━━━ Information supplied

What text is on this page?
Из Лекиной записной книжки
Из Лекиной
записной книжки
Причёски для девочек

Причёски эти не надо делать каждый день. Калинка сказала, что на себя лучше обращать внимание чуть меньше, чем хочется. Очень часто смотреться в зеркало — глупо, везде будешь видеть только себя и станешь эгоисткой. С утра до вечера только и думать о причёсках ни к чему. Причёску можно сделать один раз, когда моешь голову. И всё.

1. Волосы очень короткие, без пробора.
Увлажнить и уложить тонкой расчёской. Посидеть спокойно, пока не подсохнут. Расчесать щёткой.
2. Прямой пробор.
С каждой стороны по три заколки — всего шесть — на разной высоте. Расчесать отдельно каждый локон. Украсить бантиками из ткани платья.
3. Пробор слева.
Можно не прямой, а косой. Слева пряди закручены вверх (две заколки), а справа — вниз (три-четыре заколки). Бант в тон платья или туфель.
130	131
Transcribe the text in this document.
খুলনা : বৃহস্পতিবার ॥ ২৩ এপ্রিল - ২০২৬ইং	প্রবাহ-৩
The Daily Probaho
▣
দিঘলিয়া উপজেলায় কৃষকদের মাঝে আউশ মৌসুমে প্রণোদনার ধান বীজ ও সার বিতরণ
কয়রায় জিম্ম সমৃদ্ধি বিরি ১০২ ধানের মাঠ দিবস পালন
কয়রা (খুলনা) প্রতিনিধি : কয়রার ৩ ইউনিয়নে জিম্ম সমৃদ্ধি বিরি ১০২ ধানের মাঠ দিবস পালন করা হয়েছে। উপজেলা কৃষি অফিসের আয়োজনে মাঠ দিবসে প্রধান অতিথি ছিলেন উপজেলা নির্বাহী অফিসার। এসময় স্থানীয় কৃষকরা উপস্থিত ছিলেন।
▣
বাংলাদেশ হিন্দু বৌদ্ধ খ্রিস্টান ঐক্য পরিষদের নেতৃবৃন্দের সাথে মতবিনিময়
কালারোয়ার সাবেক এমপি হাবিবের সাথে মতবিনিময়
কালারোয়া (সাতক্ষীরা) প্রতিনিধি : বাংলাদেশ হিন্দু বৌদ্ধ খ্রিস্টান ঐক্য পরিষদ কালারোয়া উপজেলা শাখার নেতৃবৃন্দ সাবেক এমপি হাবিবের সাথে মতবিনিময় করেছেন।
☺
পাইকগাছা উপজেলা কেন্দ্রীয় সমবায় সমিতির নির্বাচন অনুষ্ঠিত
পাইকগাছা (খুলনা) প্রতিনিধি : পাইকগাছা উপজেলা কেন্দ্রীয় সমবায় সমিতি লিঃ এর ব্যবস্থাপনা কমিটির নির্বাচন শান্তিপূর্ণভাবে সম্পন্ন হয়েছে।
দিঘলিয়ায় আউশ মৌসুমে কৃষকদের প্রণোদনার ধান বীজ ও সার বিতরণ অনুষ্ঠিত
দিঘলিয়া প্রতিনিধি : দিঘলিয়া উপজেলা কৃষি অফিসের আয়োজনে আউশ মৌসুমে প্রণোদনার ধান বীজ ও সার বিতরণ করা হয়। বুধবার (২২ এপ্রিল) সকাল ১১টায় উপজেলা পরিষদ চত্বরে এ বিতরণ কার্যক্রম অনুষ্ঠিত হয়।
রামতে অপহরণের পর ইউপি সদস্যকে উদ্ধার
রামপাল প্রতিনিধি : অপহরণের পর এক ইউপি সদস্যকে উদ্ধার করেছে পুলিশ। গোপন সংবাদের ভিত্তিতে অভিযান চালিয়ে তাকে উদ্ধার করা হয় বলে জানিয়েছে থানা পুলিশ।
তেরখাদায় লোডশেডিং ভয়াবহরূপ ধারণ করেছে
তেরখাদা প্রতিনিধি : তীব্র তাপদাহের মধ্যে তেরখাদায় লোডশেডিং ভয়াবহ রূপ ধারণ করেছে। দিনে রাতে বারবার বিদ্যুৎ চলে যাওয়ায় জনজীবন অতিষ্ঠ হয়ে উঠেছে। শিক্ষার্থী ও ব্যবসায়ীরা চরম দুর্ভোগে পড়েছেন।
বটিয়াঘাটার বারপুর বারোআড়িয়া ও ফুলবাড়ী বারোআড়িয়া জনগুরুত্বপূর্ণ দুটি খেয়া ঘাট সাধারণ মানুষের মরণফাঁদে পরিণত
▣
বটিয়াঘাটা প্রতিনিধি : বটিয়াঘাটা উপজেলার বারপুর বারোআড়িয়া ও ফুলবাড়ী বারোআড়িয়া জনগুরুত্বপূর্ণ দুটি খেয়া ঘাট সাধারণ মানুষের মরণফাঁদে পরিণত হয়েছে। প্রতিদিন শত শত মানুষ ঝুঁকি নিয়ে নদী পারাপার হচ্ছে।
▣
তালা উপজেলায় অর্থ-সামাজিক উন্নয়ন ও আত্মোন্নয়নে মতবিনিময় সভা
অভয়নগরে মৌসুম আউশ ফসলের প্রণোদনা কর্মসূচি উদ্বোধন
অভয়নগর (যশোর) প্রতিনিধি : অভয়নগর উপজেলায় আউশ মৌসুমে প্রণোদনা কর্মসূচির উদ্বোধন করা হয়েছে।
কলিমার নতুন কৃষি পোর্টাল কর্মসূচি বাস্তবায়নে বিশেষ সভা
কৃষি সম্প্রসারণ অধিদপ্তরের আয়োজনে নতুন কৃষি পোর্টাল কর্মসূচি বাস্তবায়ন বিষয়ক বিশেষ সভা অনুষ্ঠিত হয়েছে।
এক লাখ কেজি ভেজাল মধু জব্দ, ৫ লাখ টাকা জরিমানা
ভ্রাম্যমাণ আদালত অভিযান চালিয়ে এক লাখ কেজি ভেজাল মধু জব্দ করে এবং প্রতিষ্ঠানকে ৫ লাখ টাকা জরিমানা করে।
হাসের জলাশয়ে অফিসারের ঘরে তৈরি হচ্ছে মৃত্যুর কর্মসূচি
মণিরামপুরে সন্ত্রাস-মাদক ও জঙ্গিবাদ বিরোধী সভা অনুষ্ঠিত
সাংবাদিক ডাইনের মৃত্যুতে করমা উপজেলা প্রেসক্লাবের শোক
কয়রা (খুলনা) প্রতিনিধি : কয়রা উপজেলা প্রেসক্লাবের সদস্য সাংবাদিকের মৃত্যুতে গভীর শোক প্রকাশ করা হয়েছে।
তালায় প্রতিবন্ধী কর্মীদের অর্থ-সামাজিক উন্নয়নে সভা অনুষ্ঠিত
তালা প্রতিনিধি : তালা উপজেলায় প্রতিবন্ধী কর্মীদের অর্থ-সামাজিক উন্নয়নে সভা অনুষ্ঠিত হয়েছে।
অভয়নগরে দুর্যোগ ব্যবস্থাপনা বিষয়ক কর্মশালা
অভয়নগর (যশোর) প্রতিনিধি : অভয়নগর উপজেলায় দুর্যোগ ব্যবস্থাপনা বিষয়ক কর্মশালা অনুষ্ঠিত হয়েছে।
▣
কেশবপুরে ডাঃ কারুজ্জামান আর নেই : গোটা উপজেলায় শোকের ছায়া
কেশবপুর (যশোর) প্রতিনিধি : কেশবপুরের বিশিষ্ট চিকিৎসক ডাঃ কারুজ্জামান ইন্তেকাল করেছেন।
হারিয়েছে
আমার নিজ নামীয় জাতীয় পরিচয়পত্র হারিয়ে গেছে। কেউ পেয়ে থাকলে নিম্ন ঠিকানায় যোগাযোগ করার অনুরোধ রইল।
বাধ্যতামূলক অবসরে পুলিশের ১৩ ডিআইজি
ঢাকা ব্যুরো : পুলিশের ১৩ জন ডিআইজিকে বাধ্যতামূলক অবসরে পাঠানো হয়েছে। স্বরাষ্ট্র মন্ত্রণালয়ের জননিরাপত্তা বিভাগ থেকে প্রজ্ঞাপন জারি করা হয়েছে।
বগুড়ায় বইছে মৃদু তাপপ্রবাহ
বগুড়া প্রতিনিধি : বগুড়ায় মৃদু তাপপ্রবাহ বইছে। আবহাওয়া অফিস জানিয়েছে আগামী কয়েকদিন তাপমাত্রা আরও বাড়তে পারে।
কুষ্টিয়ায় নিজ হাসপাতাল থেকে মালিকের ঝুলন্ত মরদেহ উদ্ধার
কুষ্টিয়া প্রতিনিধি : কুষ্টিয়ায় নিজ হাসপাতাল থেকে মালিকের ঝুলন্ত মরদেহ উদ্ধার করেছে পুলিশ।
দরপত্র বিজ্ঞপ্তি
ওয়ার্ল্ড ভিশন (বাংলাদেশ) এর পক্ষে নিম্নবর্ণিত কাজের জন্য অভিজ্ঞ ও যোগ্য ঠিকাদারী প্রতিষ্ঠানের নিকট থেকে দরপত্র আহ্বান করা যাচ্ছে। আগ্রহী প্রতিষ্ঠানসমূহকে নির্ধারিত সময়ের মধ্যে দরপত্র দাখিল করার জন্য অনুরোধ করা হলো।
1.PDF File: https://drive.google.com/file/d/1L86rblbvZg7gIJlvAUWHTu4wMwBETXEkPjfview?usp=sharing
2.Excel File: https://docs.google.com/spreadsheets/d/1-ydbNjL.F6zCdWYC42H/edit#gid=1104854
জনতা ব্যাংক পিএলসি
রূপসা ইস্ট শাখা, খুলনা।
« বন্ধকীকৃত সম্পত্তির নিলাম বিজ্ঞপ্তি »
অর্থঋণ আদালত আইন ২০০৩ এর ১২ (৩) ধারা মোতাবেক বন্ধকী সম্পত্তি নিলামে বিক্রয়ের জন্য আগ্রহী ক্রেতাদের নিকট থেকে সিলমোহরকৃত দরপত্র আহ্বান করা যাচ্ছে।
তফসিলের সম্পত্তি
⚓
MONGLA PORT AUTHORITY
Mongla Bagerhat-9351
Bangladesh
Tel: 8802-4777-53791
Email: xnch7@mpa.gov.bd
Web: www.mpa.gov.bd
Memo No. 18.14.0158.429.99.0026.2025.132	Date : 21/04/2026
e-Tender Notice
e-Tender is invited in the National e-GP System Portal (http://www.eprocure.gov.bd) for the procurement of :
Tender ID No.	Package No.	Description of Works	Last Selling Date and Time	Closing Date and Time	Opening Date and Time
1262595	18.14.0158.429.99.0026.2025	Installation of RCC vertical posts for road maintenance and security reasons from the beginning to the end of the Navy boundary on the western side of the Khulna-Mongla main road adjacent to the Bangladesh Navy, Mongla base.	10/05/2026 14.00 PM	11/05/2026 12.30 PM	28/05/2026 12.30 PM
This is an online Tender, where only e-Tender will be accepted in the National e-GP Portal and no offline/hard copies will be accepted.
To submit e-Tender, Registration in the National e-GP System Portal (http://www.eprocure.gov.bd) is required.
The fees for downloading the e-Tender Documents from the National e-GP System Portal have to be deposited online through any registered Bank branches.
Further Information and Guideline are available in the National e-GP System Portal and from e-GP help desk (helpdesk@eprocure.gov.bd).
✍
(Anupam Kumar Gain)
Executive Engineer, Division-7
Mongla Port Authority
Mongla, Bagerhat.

━━━━━━

Pick out each line containing the string "National" and copy it.

e-Tender is invited in the National e-GP System Portal (http://www.eprocure.gov.bd) for the procurement of :
This is an online Tender, where only e-Tender will be accepted in the National e-GP Portal and no offline/hard copies will be accepted.
To submit e-Tender, Registration in the National e-GP System Portal (http://www.eprocure.gov.bd) is required.
The fees for downloading the e-Tender Documents from the National e-GP System Portal have to be deposited online through any registered Bank branches.
Further Information and Guideline are available in the National e-GP System Portal and from e-GP help desk (helpdesk@eprocure.gov.bd).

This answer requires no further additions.